-- Start PASSAGE --

We have found that the CO2 level tends to stay in the 500–800ppm range under standard occupancy with the windows closed, and only tends to increase to above 1000ppm when we have a large number of guests (a solution, if deemed necessary, is simply to open a window as in a normal home or turn up the mechanical ventilation). The importance of the ventilation system at these very high levels of airtightness is well illustrated by the test shown in Figure 5 where we’ve turned the ventilation system off and CO2 concentrations are well above 1000ppm. Once the mechanical ventilation is turned on CO2 levels return to acceptable levels within two to three hours.

Figure 7. Analysis of usage by time of day for a typical ‘car charging’ day in late summer.


Our monitoring shows that most of the time the indoor humidity is 50% to 60%, which is well within comfortable levels.

Interestingly, we don’t have externally vented exhaust fans in the bathrooms. Instead, the mechanical ventilation heat recovery (MVHR) unit serves this purpose. You simply flick a switch before showering and the ventilation system ramps up to high. This extracts the moist air from the bathroom and, given the heat recovery aspect of the ventilation system, also extracts the heat from this air before it is ejected from the home.

We’ve found this works well. Moreover, when the ventilation system is operating in standard mode, the movement of air is towards the wet spaces, so humidity doesn’t backflow into the bedrooms or elsewhere. In practice, the fact that the ventilation system is operating 24/7 as opposed to an extractor fan operating for a few minutes at a time, the humidity levels in the bathroom are much lower than in a normal home.

-- End PASSAGE --

§ **TO-DO LIST**:
A. Transcribe the passage on home ventilation word for word, beginning at "Figure 7. Analysis" and stopping after "from the home.".
B. Continue the passage on home ventilation and indoor air quality, starting after its last sentence.

-- Start DATA SUPPLIED --

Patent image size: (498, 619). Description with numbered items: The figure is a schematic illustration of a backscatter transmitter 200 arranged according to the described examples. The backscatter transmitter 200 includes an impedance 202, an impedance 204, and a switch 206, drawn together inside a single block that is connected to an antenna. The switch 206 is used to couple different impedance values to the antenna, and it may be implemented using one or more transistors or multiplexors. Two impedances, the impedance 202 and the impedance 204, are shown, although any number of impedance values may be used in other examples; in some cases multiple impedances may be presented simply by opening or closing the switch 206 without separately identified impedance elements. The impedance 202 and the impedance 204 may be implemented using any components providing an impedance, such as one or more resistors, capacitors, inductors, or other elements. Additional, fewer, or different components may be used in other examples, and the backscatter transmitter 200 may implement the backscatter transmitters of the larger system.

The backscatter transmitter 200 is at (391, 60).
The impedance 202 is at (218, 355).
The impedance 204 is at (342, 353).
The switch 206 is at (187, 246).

-- End DATA SUPPLIED --
-- Start DATA SUPPLIED --

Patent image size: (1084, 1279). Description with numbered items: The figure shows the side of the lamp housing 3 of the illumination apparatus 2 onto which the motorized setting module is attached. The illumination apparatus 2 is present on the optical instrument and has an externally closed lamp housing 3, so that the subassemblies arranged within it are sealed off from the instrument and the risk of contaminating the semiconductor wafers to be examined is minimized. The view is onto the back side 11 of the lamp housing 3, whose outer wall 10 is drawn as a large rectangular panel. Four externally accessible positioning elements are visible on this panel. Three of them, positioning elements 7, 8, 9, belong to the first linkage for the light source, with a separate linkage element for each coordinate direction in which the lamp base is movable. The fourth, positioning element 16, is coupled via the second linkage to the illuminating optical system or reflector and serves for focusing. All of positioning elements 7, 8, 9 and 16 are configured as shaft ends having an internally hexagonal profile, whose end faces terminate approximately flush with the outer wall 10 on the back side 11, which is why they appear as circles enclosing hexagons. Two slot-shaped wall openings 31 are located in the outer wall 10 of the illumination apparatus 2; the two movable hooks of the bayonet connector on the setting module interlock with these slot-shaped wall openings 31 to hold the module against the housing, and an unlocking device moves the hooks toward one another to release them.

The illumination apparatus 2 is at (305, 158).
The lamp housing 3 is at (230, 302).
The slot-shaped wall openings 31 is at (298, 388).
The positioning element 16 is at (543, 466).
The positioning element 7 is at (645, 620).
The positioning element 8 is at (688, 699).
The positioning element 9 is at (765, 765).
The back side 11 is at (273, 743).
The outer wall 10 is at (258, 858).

-- End DATA SUPPLIED --
-- Start DATA SUPPLIED --

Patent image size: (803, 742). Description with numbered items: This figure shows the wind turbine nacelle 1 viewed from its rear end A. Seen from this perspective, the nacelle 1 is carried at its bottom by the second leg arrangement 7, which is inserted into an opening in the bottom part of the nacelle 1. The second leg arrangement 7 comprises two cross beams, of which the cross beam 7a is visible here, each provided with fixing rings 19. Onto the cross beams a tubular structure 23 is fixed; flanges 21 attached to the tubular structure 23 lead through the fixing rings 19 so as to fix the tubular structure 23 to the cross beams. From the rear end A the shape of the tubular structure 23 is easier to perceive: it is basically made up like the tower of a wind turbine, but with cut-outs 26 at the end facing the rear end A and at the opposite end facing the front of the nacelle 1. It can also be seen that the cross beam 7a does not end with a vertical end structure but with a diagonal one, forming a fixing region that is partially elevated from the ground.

-- End DATA SUPPLIED --

§ **ANSWERS FOR THIS EXERCISE**:
A.
Figure 7. Analysis of usage by time of day for a typical ‘car charging’ day in late summer.


Our monitoring shows that most of the time the indoor humidity is 50% to 60%, which is well within comfortable levels.

Interestingly, we don’t have externally vented exhaust fans in the bathrooms. Instead, the mechanical ventilation heat recovery (MVHR) unit serves this purpose. You simply flick a switch before showering and the ventilation system ramps up to high. This extracts the moist air from the bathroom and, given the heat recovery aspect of the ventilation system, also extracts the heat from this air before it is ejected from the home.

B.
Figure 8. Month-by-month consumption and export.

Hydronics vs reverse-cycle

As we head into our second winter, we plan to compare the electricity usage of heating via our hydronic system to instead using our reverse-cycle air conditioner (which is situated on a wall in our living area). Based on last winter’s observations, we estimate that the hydronic heat pump uses around 8–15 kWh per day for winter heating, but this year, with the far more precise consumption data as illustrated in Figure 7, we should be able to work out our input electricity requirement with precision. Although the way in which the heat is distributed into the home via the hydronics is convenient, we suspect it is not as efficient as using the reverse-cycle air conditioner. Now that we’re set up with good data logging we’ll be able to run tests to see just how well both systems perform. Stay tuned for the results!

About the author
Cameron Munro is an aerospace engineer with an interest in energy efficiency and building thermal performance.

Cameron’s house is opening for Sustainable House Day on 15 September 2019. Find the house at www.sustainablehouseday.com—it’s ‘Armadale Passivhaus’ in postcode 3143.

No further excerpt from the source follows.